→ PROMPT: Give every line again exactly as it appears, please, but not the pictures.
--------
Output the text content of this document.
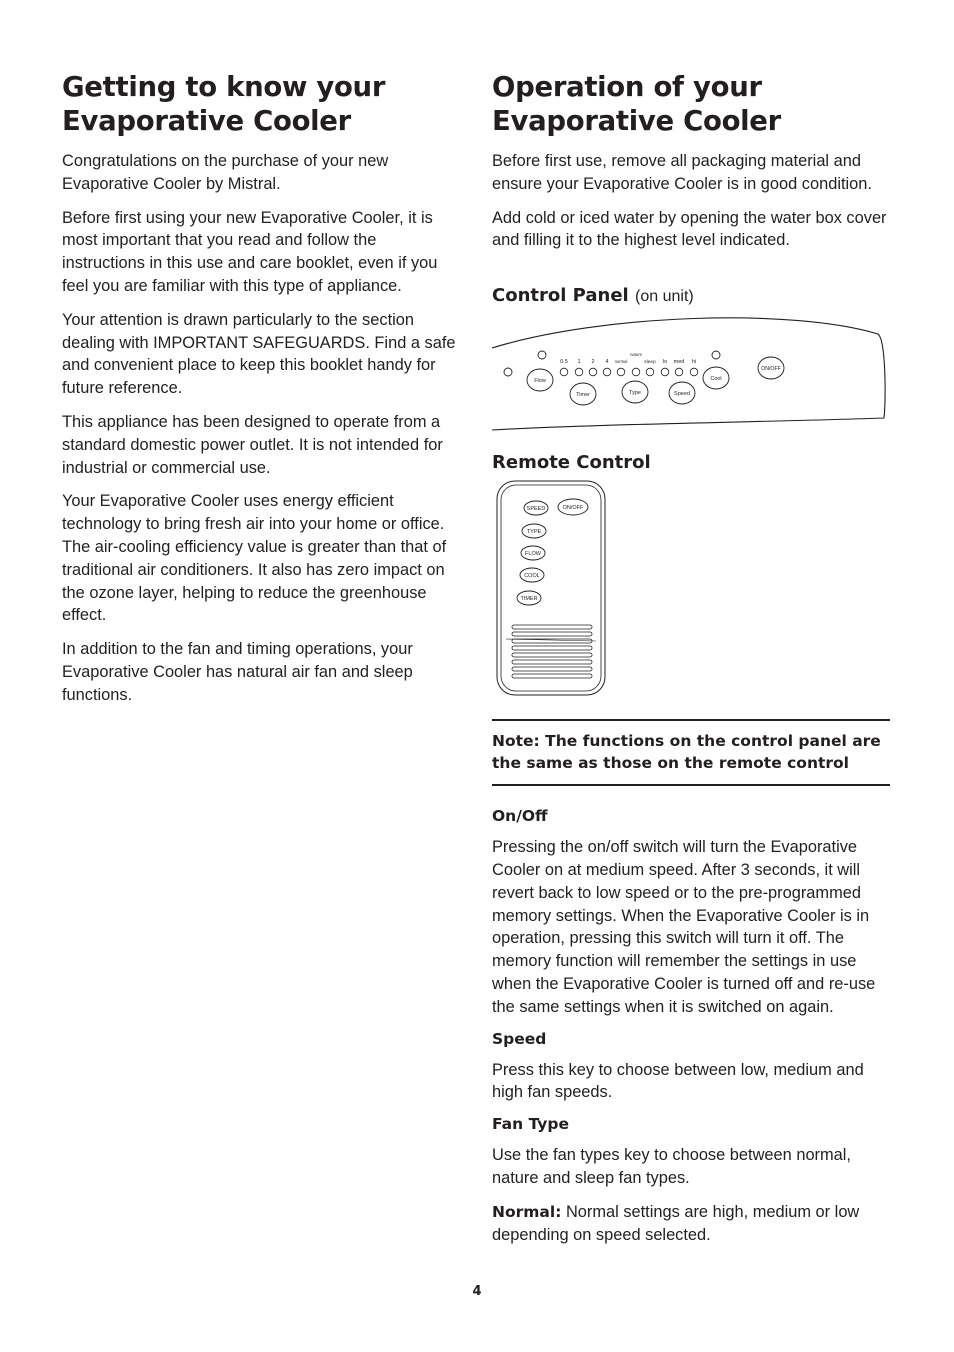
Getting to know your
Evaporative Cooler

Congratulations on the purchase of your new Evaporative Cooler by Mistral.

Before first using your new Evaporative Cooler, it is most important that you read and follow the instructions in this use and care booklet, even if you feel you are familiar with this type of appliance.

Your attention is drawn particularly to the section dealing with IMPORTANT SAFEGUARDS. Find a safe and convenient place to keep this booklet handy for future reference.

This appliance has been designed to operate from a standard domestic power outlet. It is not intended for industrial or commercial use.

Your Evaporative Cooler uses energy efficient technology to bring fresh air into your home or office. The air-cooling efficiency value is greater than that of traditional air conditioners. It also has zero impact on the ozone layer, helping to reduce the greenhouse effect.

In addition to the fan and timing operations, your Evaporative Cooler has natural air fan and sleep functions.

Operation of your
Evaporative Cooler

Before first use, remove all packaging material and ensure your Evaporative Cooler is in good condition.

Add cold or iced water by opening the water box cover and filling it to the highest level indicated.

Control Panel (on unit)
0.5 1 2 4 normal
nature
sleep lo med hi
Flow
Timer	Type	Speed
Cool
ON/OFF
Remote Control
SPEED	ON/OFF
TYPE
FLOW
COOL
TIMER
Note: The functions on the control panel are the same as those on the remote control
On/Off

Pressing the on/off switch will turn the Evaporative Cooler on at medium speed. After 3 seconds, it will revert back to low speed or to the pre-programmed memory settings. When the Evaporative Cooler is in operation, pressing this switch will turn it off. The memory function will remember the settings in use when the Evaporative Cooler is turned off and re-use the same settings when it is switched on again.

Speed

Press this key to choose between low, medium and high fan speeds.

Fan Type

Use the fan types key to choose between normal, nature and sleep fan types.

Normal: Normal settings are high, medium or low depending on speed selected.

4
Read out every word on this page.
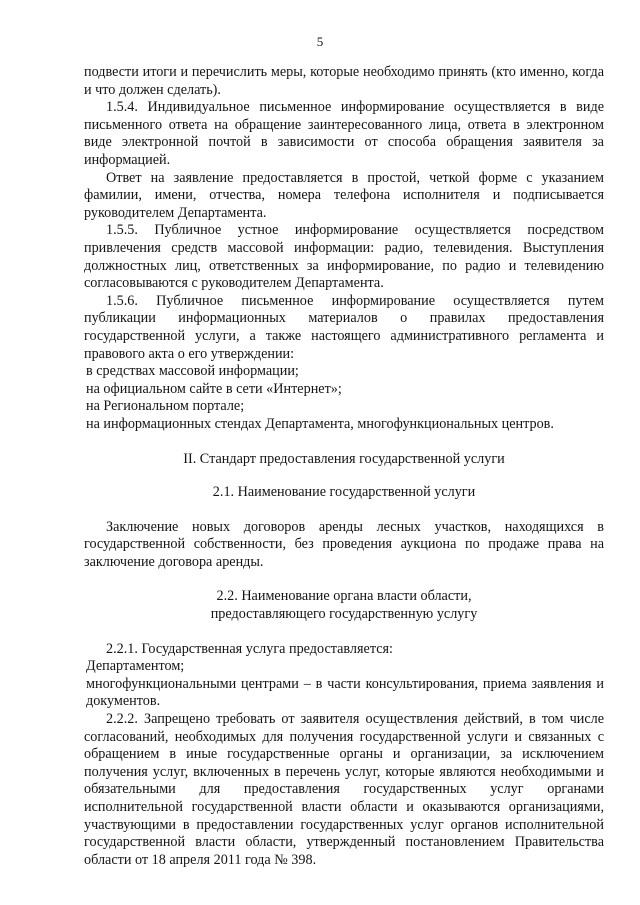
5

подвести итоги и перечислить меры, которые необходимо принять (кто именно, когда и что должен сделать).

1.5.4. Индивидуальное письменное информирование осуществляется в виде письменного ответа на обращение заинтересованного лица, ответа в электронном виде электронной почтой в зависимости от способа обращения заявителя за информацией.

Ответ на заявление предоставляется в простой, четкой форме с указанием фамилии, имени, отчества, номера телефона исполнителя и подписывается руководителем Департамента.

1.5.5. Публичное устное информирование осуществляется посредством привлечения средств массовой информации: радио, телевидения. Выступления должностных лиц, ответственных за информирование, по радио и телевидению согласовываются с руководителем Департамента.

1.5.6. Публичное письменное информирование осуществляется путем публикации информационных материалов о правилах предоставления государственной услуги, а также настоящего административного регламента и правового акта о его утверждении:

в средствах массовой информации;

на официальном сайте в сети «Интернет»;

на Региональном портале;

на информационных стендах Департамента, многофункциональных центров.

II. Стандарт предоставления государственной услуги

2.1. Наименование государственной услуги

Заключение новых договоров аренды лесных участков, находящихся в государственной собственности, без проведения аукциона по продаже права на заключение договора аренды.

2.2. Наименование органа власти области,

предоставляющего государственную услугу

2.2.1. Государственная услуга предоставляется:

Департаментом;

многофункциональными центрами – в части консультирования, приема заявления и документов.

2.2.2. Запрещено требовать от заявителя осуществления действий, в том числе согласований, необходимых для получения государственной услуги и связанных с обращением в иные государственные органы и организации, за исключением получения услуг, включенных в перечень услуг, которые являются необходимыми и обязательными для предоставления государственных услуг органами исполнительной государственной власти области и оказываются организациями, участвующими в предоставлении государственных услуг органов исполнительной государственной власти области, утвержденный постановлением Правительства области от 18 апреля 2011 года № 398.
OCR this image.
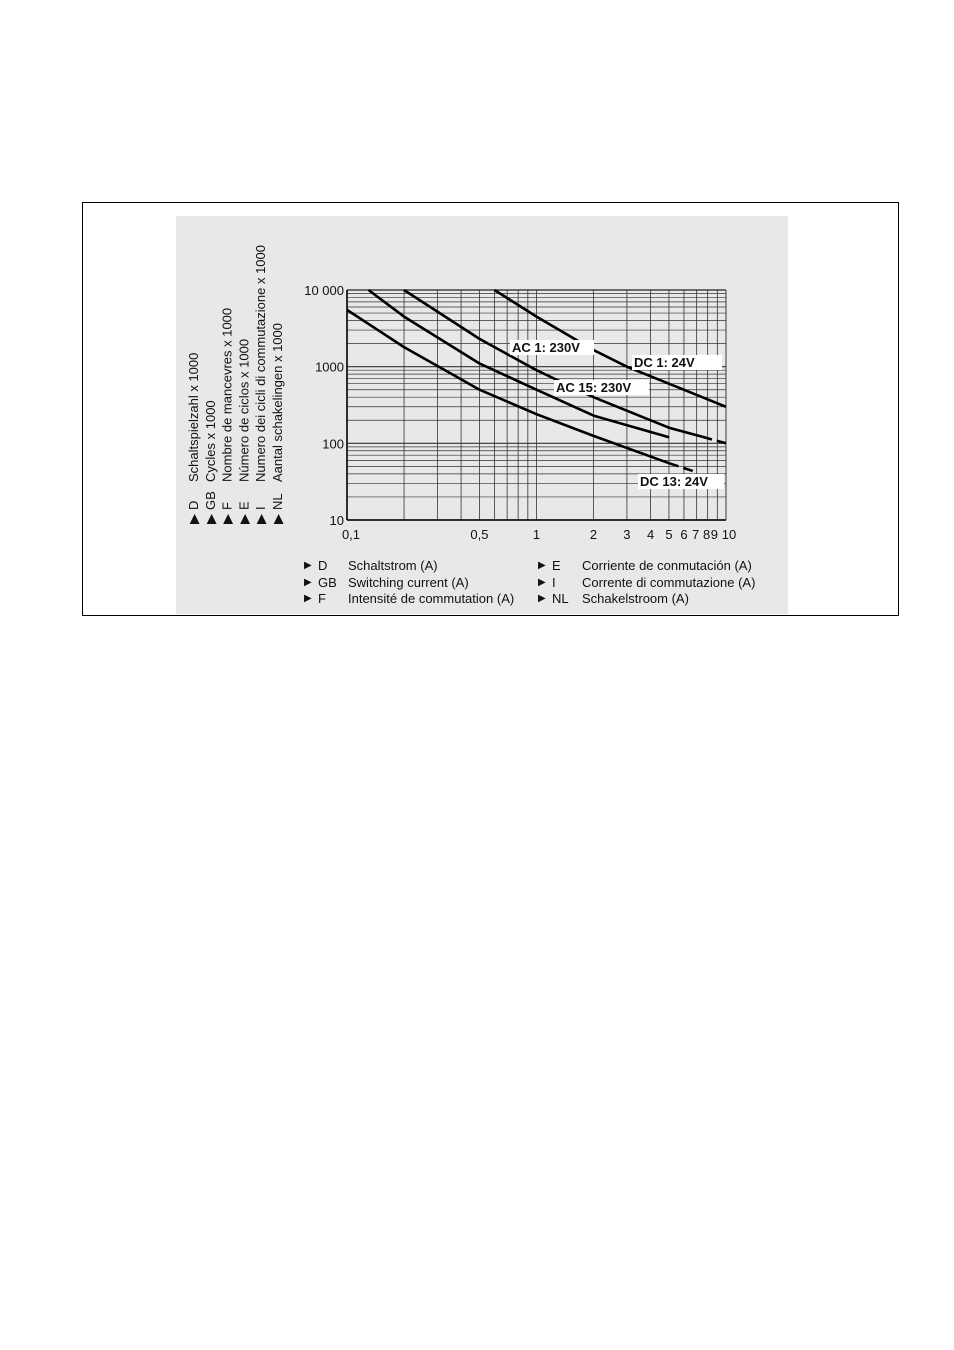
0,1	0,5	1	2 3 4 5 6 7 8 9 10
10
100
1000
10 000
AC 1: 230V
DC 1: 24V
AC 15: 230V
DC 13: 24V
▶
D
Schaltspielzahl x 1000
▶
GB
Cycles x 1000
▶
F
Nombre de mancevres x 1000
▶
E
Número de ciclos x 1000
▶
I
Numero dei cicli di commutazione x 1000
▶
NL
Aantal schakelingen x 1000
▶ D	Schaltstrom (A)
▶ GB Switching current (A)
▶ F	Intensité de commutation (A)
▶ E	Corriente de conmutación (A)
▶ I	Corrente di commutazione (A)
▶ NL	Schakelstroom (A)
--------
→ PROBLEM SOLUTION:
Output the text content of this document.
Getting to know your
Evaporative Cooler

Congratulations on the purchase of your new Evaporative Cooler by Mistral.

Before first using your new Evaporative Cooler, it is most important that you read and follow the instructions in this use and care booklet, even if you feel you are familiar with this type of appliance.

Your attention is drawn particularly to the section dealing with IMPORTANT SAFEGUARDS. Find a safe and convenient place to keep this booklet handy for future reference.

This appliance has been designed to operate from a standard domestic power outlet. It is not intended for industrial or commercial use.

Your Evaporative Cooler uses energy efficient technology to bring fresh air into your home or office. The air-cooling efficiency value is greater than that of traditional air conditioners. It also has zero impact on the ozone layer, helping to reduce the greenhouse effect.

In addition to the fan and timing operations, your Evaporative Cooler has natural air fan and sleep functions.

Operation of your
Evaporative Cooler

Before first use, remove all packaging material and ensure your Evaporative Cooler is in good condition.

Add cold or iced water by opening the water box cover and filling it to the highest level indicated.

Control Panel (on unit)
0.5 1 2 4 normal
nature
sleep lo med hi
Flow
Timer	Type	Speed
Cool
ON/OFF
Remote Control
SPEED	ON/OFF
TYPE
FLOW
COOL
TIMER
Note: The functions on the control panel are the same as those on the remote control
On/Off

Pressing the on/off switch will turn the Evaporative Cooler on at medium speed. After 3 seconds, it will revert back to low speed or to the pre-programmed memory settings. When the Evaporative Cooler is in operation, pressing this switch will turn it off. The memory function will remember the settings in use when the Evaporative Cooler is turned off and re-use the same settings when it is switched on again.

Speed

Press this key to choose between low, medium and high fan speeds.

Fan Type

Use the fan types key to choose between normal, nature and sleep fan types.

Normal: Normal settings are high, medium or low depending on speed selected.

4
Read out every word on this page.
5

подвести итоги и перечислить меры, которые необходимо принять (кто именно, когда и что должен сделать).

1.5.4. Индивидуальное письменное информирование осуществляется в виде письменного ответа на обращение заинтересованного лица, ответа в электронном виде электронной почтой в зависимости от способа обращения заявителя за информацией.

Ответ на заявление предоставляется в простой, четкой форме с указанием фамилии, имени, отчества, номера телефона исполнителя и подписывается руководителем Департамента.

1.5.5. Публичное устное информирование осуществляется посредством привлечения средств массовой информации: радио, телевидения. Выступления должностных лиц, ответственных за информирование, по радио и телевидению согласовываются с руководителем Департамента.

1.5.6. Публичное письменное информирование осуществляется путем публикации информационных материалов о правилах предоставления государственной услуги, а также настоящего административного регламента и правового акта о его утверждении:

в средствах массовой информации;

на официальном сайте в сети «Интернет»;

на Региональном портале;

на информационных стендах Департамента, многофункциональных центров.

II. Стандарт предоставления государственной услуги

2.1. Наименование государственной услуги

Заключение новых договоров аренды лесных участков, находящихся в государственной собственности, без проведения аукциона по продаже права на заключение договора аренды.

2.2. Наименование органа власти области,

предоставляющего государственную услугу

2.2.1. Государственная услуга предоставляется:

Департаментом;

многофункциональными центрами – в части консультирования, приема заявления и документов.

2.2.2. Запрещено требовать от заявителя осуществления действий, в том числе согласований, необходимых для получения государственной услуги и связанных с обращением в иные государственные органы и организации, за исключением получения услуг, включенных в перечень услуг, которые являются необходимыми и обязательными для предоставления государственных услуг органами исполнительной государственной власти области и оказываются организациями, участвующими в предоставлении государственных услуг органов исполнительной государственной власти области, утвержденный постановлением Правительства области от 18 апреля 2011 года № 398.
OCR this image.
0,1	0,5	1	2 3 4 5 6 7 8 9 10
10
100
1000
10 000
AC 1: 230V
DC 1: 24V
AC 15: 230V
DC 13: 24V
▶
D
Schaltspielzahl x 1000
▶
GB
Cycles x 1000
▶
F
Nombre de mancevres x 1000
▶
E
Número de ciclos x 1000
▶
I
Numero dei cicli di commutazione x 1000
▶
NL
Aantal schakelingen x 1000
▶ D	Schaltstrom (A)
▶ GB Switching current (A)
▶ F	Intensité de commutation (A)
▶ E	Corriente de conmutación (A)
▶ I	Corrente di commutazione (A)
▶ NL	Schakelstroom (A)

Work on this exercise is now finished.